Extract every line that contains the string "phone".

Begin

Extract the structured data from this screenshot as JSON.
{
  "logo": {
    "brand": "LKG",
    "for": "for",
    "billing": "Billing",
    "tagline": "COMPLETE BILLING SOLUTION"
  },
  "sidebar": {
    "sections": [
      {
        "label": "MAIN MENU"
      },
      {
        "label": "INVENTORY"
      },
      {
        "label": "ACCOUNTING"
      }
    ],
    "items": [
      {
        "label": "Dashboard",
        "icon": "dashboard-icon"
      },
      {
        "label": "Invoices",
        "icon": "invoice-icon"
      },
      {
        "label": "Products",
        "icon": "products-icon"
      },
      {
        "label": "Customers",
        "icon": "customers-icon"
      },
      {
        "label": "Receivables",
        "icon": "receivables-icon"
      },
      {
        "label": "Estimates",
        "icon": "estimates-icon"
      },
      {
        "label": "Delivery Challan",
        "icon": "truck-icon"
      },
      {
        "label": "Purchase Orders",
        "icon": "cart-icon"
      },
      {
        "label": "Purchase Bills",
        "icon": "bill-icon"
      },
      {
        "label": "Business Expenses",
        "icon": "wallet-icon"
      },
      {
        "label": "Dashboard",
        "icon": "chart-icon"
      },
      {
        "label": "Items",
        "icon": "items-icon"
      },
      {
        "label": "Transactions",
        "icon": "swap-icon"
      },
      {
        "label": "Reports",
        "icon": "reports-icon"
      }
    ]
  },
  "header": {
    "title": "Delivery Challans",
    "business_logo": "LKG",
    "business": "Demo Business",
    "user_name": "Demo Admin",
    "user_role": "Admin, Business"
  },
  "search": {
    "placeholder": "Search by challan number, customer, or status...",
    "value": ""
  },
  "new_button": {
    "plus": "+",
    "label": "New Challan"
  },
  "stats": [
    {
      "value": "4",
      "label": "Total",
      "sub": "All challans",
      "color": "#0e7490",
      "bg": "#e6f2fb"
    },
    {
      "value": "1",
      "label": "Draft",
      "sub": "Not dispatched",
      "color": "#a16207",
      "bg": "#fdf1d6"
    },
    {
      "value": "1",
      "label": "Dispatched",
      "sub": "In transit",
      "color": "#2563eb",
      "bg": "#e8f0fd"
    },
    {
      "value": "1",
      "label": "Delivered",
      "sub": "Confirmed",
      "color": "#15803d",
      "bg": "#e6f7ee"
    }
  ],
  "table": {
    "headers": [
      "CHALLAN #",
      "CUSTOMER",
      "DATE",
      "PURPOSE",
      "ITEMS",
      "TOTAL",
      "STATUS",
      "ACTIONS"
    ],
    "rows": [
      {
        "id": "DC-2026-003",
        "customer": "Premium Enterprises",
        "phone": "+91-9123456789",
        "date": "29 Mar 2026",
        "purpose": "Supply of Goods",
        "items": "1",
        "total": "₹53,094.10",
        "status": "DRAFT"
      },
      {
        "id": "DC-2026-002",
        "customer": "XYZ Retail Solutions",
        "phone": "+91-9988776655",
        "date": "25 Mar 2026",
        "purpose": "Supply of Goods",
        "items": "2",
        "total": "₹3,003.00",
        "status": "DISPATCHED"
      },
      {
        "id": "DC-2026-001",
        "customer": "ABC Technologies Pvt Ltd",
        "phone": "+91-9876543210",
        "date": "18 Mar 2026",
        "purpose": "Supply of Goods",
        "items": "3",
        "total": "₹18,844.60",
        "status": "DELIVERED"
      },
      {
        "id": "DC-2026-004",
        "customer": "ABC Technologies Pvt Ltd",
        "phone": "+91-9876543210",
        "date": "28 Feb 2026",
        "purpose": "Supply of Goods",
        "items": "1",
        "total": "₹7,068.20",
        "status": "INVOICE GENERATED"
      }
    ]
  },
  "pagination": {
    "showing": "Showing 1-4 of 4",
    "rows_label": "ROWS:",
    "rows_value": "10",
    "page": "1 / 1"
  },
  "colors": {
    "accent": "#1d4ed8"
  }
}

End
Begin

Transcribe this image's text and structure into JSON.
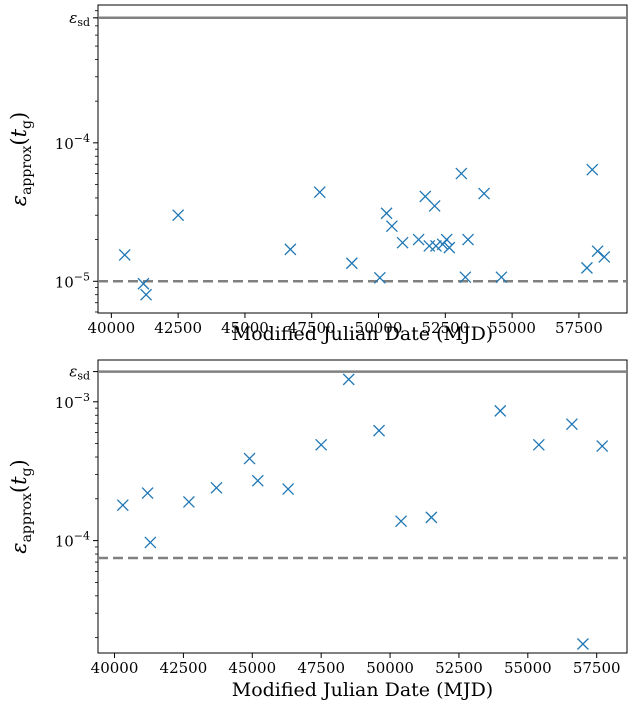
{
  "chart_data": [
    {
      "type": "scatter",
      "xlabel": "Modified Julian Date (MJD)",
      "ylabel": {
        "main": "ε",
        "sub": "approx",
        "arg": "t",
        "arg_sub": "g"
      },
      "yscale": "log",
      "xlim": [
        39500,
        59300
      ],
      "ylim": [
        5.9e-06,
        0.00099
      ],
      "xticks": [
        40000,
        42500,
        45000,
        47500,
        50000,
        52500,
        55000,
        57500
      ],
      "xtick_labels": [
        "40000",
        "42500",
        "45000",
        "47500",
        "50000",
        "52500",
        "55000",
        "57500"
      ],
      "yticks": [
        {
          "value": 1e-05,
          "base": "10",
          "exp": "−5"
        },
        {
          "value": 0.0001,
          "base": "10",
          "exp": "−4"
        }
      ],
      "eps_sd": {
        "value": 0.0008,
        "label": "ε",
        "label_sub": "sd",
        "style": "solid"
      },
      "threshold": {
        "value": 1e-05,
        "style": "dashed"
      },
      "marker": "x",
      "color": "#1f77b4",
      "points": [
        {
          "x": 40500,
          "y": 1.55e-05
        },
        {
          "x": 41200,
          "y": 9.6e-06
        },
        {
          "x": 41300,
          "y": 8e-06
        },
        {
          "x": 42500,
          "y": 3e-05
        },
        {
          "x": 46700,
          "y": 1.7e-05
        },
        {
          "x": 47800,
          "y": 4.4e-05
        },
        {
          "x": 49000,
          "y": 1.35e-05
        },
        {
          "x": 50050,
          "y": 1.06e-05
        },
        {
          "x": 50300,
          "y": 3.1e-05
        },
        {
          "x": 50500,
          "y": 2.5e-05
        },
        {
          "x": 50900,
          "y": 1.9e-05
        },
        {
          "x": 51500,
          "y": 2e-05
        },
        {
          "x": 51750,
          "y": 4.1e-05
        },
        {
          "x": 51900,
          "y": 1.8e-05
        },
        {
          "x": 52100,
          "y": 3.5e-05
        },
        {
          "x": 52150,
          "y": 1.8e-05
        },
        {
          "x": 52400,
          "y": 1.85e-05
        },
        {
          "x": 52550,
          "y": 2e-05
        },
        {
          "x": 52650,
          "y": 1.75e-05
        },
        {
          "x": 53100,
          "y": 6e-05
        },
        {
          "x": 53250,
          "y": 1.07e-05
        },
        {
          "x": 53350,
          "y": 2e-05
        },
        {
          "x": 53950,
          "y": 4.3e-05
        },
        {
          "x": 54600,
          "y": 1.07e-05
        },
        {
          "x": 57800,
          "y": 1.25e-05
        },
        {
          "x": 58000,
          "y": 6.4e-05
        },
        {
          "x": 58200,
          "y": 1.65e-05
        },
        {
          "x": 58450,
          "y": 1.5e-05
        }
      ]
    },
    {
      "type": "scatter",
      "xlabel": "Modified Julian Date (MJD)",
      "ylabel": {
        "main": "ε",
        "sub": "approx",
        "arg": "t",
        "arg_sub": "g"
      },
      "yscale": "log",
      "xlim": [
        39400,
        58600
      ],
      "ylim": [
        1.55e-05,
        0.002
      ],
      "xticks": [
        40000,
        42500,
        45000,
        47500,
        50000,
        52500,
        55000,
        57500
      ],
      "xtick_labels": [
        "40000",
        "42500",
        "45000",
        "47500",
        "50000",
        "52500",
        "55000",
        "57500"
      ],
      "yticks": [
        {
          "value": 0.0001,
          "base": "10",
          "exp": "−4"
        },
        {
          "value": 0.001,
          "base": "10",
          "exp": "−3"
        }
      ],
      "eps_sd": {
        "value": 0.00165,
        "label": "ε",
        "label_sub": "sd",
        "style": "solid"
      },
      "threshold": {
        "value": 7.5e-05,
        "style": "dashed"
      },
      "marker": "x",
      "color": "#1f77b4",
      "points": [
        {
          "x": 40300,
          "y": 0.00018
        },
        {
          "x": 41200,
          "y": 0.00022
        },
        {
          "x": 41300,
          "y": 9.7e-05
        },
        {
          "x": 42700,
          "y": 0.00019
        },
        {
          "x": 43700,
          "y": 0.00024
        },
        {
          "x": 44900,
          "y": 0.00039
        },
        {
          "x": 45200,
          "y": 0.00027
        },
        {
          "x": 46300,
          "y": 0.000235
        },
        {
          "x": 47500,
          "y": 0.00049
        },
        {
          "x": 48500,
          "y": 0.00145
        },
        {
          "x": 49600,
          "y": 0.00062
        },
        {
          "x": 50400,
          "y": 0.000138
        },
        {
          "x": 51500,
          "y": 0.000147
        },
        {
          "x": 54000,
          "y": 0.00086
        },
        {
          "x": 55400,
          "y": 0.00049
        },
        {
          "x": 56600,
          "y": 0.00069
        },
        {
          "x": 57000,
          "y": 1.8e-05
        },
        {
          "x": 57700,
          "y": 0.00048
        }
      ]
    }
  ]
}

End

Full answer:
        "phone": "+91-9123456789",
        "phone": "+91-9988776655",
        "phone": "+91-9876543210",
        "phone": "+91-9876543210",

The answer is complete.